-- WHAT IS BEING ASKED --
Pull out every line of the listing below where "mnie" appears.

-- Extracted records --
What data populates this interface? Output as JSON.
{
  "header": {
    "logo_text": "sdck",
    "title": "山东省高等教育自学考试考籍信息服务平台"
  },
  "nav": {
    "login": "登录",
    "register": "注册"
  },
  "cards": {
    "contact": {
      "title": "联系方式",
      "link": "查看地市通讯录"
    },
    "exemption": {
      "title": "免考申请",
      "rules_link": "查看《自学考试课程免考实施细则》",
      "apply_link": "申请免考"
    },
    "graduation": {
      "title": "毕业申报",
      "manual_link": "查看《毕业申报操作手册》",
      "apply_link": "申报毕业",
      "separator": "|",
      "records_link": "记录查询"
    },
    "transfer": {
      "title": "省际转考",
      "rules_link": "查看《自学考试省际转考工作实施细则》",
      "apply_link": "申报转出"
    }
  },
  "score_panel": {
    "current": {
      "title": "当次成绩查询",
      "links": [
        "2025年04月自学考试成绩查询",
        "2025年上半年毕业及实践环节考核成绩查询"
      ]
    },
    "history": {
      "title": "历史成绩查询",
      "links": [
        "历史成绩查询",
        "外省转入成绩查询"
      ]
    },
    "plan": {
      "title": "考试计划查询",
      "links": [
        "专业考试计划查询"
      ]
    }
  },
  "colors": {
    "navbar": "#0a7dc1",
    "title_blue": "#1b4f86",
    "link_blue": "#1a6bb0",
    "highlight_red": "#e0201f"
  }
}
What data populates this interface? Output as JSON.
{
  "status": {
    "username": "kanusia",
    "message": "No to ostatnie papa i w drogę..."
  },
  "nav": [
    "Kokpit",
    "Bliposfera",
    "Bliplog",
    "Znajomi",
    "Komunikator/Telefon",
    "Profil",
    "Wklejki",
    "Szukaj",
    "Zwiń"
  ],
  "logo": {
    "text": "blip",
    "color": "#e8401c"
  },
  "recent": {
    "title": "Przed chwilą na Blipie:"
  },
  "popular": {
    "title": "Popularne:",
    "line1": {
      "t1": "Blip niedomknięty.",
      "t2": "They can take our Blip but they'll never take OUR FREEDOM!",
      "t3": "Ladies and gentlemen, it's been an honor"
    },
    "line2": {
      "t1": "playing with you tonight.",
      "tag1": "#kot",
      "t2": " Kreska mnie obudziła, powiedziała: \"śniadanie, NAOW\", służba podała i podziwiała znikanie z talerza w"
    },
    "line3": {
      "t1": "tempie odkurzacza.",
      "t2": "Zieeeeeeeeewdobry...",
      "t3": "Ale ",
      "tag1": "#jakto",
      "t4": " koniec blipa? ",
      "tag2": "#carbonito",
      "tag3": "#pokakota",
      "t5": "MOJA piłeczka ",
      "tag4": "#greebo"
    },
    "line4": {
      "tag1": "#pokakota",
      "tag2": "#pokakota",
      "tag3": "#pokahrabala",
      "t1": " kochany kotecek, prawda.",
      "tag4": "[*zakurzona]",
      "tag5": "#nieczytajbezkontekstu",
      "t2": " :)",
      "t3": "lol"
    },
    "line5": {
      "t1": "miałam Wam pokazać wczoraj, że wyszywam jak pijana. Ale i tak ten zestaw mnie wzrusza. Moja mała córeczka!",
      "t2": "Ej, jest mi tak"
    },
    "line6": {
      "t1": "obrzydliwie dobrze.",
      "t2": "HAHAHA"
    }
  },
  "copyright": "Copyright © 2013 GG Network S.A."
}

-- RESULT --
      "t2": " Kreska mnie obudziła, powiedziała: \"śniadanie, NAOW\", służba podała i podziwiała znikanie z talerza w"
      "t1": "miałam Wam pokazać wczoraj, że wyszywam jak pijana. Ale i tak ten zestaw mnie wzrusza. Moja mała córeczka!",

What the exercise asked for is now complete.